- TASK BRIEF: Every line of the material is to be quoted verbatim, minus the pictures.

- Stored data:
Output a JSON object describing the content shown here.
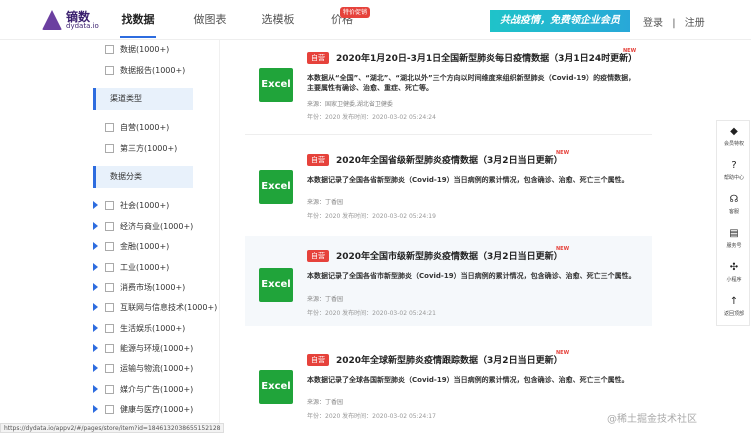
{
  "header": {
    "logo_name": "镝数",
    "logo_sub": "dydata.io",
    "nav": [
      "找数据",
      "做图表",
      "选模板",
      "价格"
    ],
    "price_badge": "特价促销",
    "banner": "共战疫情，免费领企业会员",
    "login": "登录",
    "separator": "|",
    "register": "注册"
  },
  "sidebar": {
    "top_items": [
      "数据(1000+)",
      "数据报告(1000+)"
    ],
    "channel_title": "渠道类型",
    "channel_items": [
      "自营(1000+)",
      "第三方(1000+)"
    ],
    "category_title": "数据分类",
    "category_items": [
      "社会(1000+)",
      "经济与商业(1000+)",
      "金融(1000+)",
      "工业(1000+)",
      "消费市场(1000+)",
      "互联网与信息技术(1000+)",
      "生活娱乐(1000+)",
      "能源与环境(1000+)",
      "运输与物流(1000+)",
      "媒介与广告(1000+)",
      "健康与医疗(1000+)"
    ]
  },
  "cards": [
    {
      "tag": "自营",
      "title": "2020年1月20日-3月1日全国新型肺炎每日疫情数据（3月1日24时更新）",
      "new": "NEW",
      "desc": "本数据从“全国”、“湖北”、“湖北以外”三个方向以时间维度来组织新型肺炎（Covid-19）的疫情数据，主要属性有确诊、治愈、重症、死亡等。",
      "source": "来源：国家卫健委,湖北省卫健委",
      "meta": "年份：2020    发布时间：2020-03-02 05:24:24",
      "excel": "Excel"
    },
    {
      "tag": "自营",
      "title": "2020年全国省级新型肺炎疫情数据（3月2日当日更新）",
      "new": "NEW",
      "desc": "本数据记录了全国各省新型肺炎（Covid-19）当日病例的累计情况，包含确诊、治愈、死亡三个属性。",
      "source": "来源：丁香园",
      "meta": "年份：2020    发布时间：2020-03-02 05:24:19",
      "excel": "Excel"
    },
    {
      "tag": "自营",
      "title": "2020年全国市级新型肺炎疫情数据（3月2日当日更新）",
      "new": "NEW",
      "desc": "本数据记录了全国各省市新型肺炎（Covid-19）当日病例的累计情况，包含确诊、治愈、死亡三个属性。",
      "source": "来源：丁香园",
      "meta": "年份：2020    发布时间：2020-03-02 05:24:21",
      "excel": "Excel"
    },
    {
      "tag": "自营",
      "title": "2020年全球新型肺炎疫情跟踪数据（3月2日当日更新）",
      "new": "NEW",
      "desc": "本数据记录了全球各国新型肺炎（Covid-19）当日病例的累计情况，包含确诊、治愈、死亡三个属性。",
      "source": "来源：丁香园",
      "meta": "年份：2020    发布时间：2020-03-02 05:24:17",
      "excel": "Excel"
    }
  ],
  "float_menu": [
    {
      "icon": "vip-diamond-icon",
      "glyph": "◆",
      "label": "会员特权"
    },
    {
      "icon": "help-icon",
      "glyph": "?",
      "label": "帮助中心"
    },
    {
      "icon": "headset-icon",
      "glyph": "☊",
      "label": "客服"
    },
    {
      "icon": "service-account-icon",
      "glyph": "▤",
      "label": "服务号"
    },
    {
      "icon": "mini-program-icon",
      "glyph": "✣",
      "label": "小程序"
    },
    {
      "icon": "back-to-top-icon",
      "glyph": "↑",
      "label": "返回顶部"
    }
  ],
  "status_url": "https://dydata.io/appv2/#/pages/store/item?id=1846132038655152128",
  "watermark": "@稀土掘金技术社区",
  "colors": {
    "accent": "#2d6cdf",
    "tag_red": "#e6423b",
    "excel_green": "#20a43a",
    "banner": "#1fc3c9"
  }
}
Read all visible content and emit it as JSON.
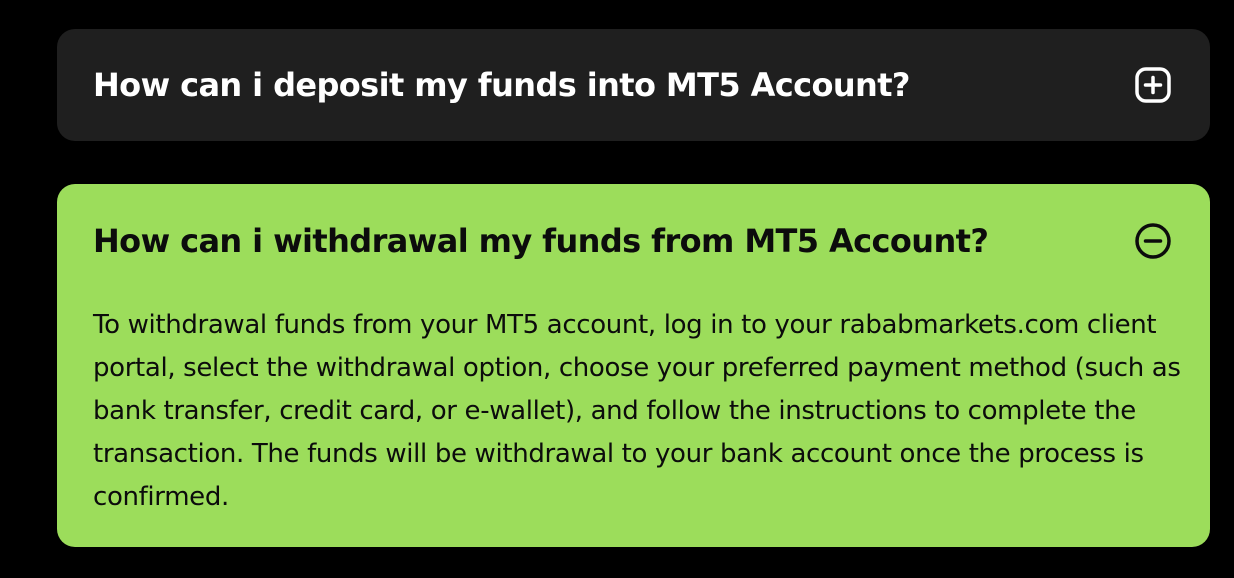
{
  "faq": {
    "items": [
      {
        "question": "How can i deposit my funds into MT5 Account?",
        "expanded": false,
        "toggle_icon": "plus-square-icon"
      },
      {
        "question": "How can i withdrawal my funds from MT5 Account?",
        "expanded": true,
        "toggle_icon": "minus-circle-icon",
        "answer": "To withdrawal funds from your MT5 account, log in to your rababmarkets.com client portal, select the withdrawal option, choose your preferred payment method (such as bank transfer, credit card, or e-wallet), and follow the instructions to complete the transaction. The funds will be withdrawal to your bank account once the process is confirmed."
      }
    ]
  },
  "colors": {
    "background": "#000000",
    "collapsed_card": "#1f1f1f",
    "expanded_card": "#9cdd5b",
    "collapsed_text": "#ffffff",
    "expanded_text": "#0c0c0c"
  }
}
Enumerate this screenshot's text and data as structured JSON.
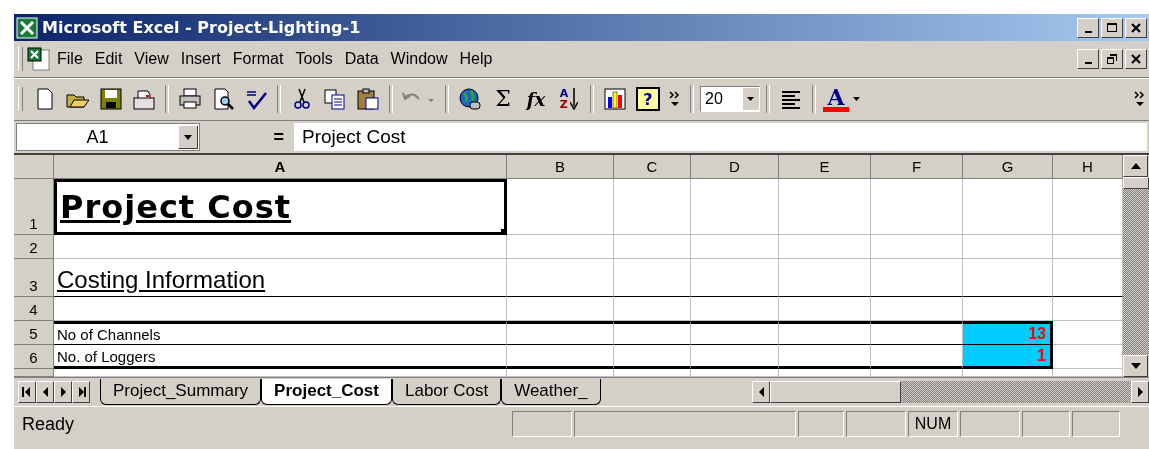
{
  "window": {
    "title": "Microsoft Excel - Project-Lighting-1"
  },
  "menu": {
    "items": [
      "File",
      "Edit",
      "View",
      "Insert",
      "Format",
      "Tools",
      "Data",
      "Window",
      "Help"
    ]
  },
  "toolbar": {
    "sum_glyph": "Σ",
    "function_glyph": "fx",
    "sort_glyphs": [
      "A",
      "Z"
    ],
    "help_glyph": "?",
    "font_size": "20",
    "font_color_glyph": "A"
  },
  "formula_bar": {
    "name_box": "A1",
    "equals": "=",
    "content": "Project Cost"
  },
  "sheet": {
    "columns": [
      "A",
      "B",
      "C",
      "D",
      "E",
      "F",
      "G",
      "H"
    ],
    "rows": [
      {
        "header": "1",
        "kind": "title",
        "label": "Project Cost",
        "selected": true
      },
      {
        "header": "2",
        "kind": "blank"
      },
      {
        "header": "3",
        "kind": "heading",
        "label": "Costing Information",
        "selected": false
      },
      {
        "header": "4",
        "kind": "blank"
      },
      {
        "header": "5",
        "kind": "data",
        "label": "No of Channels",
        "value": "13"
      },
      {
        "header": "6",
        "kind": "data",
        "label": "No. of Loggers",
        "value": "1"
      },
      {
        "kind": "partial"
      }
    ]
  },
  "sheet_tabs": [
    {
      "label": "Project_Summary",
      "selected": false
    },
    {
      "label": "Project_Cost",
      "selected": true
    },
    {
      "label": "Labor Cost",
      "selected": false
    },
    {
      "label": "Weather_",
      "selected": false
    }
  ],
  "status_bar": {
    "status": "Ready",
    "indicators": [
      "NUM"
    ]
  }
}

- SOLUTION FOR THIS TASK:
Output a JSON object describing the content shown here.
{
  "header": {
    "logo_name": "镝数",
    "logo_sub": "dydata.io",
    "nav": [
      "找数据",
      "做图表",
      "选模板",
      "价格"
    ],
    "price_badge": "特价促销",
    "banner": "共战疫情，免费领企业会员",
    "login": "登录",
    "separator": "|",
    "register": "注册"
  },
  "sidebar": {
    "top_items": [
      "数据(1000+)",
      "数据报告(1000+)"
    ],
    "channel_title": "渠道类型",
    "channel_items": [
      "自营(1000+)",
      "第三方(1000+)"
    ],
    "category_title": "数据分类",
    "category_items": [
      "社会(1000+)",
      "经济与商业(1000+)",
      "金融(1000+)",
      "工业(1000+)",
      "消费市场(1000+)",
      "互联网与信息技术(1000+)",
      "生活娱乐(1000+)",
      "能源与环境(1000+)",
      "运输与物流(1000+)",
      "媒介与广告(1000+)",
      "健康与医疗(1000+)"
    ]
  },
  "cards": [
    {
      "tag": "自营",
      "title": "2020年1月20日-3月1日全国新型肺炎每日疫情数据（3月1日24时更新）",
      "new": "NEW",
      "desc": "本数据从“全国”、“湖北”、“湖北以外”三个方向以时间维度来组织新型肺炎（Covid-19）的疫情数据，主要属性有确诊、治愈、重症、死亡等。",
      "source": "来源：国家卫健委,湖北省卫健委",
      "meta": "年份：2020    发布时间：2020-03-02 05:24:24",
      "excel": "Excel"
    },
    {
      "tag": "自营",
      "title": "2020年全国省级新型肺炎疫情数据（3月2日当日更新）",
      "new": "NEW",
      "desc": "本数据记录了全国各省新型肺炎（Covid-19）当日病例的累计情况，包含确诊、治愈、死亡三个属性。",
      "source": "来源：丁香园",
      "meta": "年份：2020    发布时间：2020-03-02 05:24:19",
      "excel": "Excel"
    },
    {
      "tag": "自营",
      "title": "2020年全国市级新型肺炎疫情数据（3月2日当日更新）",
      "new": "NEW",
      "desc": "本数据记录了全国各省市新型肺炎（Covid-19）当日病例的累计情况，包含确诊、治愈、死亡三个属性。",
      "source": "来源：丁香园",
      "meta": "年份：2020    发布时间：2020-03-02 05:24:21",
      "excel": "Excel"
    },
    {
      "tag": "自营",
      "title": "2020年全球新型肺炎疫情跟踪数据（3月2日当日更新）",
      "new": "NEW",
      "desc": "本数据记录了全球各国新型肺炎（Covid-19）当日病例的累计情况，包含确诊、治愈、死亡三个属性。",
      "source": "来源：丁香园",
      "meta": "年份：2020    发布时间：2020-03-02 05:24:17",
      "excel": "Excel"
    }
  ],
  "float_menu": [
    {
      "icon": "vip-diamond-icon",
      "glyph": "◆",
      "label": "会员特权"
    },
    {
      "icon": "help-icon",
      "glyph": "?",
      "label": "帮助中心"
    },
    {
      "icon": "headset-icon",
      "glyph": "☊",
      "label": "客服"
    },
    {
      "icon": "service-account-icon",
      "glyph": "▤",
      "label": "服务号"
    },
    {
      "icon": "mini-program-icon",
      "glyph": "✣",
      "label": "小程序"
    },
    {
      "icon": "back-to-top-icon",
      "glyph": "↑",
      "label": "返回顶部"
    }
  ],
  "status_url": "https://dydata.io/appv2/#/pages/store/item?id=1846132038655152128",
  "watermark": "@稀土掘金技术社区",
  "colors": {
    "accent": "#2d6cdf",
    "tag_red": "#e6423b",
    "excel_green": "#20a43a",
    "banner": "#1fc3c9"
  }
}
Read all visible content and emit it as JSON.
{
  "faq": {
    "items": [
      {
        "question": "How can i deposit my funds into MT5 Account?",
        "expanded": false,
        "toggle_icon": "plus-square-icon"
      },
      {
        "question": "How can i withdrawal my funds from MT5 Account?",
        "expanded": true,
        "toggle_icon": "minus-circle-icon",
        "answer": "To withdrawal funds from your MT5 account, log in to your rababmarkets.com client portal, select the withdrawal option, choose your preferred payment method (such as bank transfer, credit card, or e-wallet), and follow the instructions to complete the transaction. The funds will be withdrawal to your bank account once the process is confirmed."
      }
    ]
  },
  "colors": {
    "background": "#000000",
    "collapsed_card": "#1f1f1f",
    "expanded_card": "#9cdd5b",
    "collapsed_text": "#ffffff",
    "expanded_text": "#0c0c0c"
  }
}
Enumerate this screenshot's text and data as structured JSON.
{
  "window": {
    "title": "Microsoft Excel - Project-Lighting-1"
  },
  "menu": {
    "items": [
      "File",
      "Edit",
      "View",
      "Insert",
      "Format",
      "Tools",
      "Data",
      "Window",
      "Help"
    ]
  },
  "toolbar": {
    "sum_glyph": "Σ",
    "function_glyph": "fx",
    "sort_glyphs": [
      "A",
      "Z"
    ],
    "help_glyph": "?",
    "font_size": "20",
    "font_color_glyph": "A"
  },
  "formula_bar": {
    "name_box": "A1",
    "equals": "=",
    "content": "Project Cost"
  },
  "sheet": {
    "columns": [
      "A",
      "B",
      "C",
      "D",
      "E",
      "F",
      "G",
      "H"
    ],
    "rows": [
      {
        "header": "1",
        "kind": "title",
        "label": "Project Cost",
        "selected": true
      },
      {
        "header": "2",
        "kind": "blank"
      },
      {
        "header": "3",
        "kind": "heading",
        "label": "Costing Information",
        "selected": false
      },
      {
        "header": "4",
        "kind": "blank"
      },
      {
        "header": "5",
        "kind": "data",
        "label": "No of Channels",
        "value": "13"
      },
      {
        "header": "6",
        "kind": "data",
        "label": "No. of Loggers",
        "value": "1"
      },
      {
        "kind": "partial"
      }
    ]
  },
  "sheet_tabs": [
    {
      "label": "Project_Summary",
      "selected": false
    },
    {
      "label": "Project_Cost",
      "selected": true
    },
    {
      "label": "Labor Cost",
      "selected": false
    },
    {
      "label": "Weather_",
      "selected": false
    }
  ],
  "status_bar": {
    "status": "Ready",
    "indicators": [
      "NUM"
    ]
  }
}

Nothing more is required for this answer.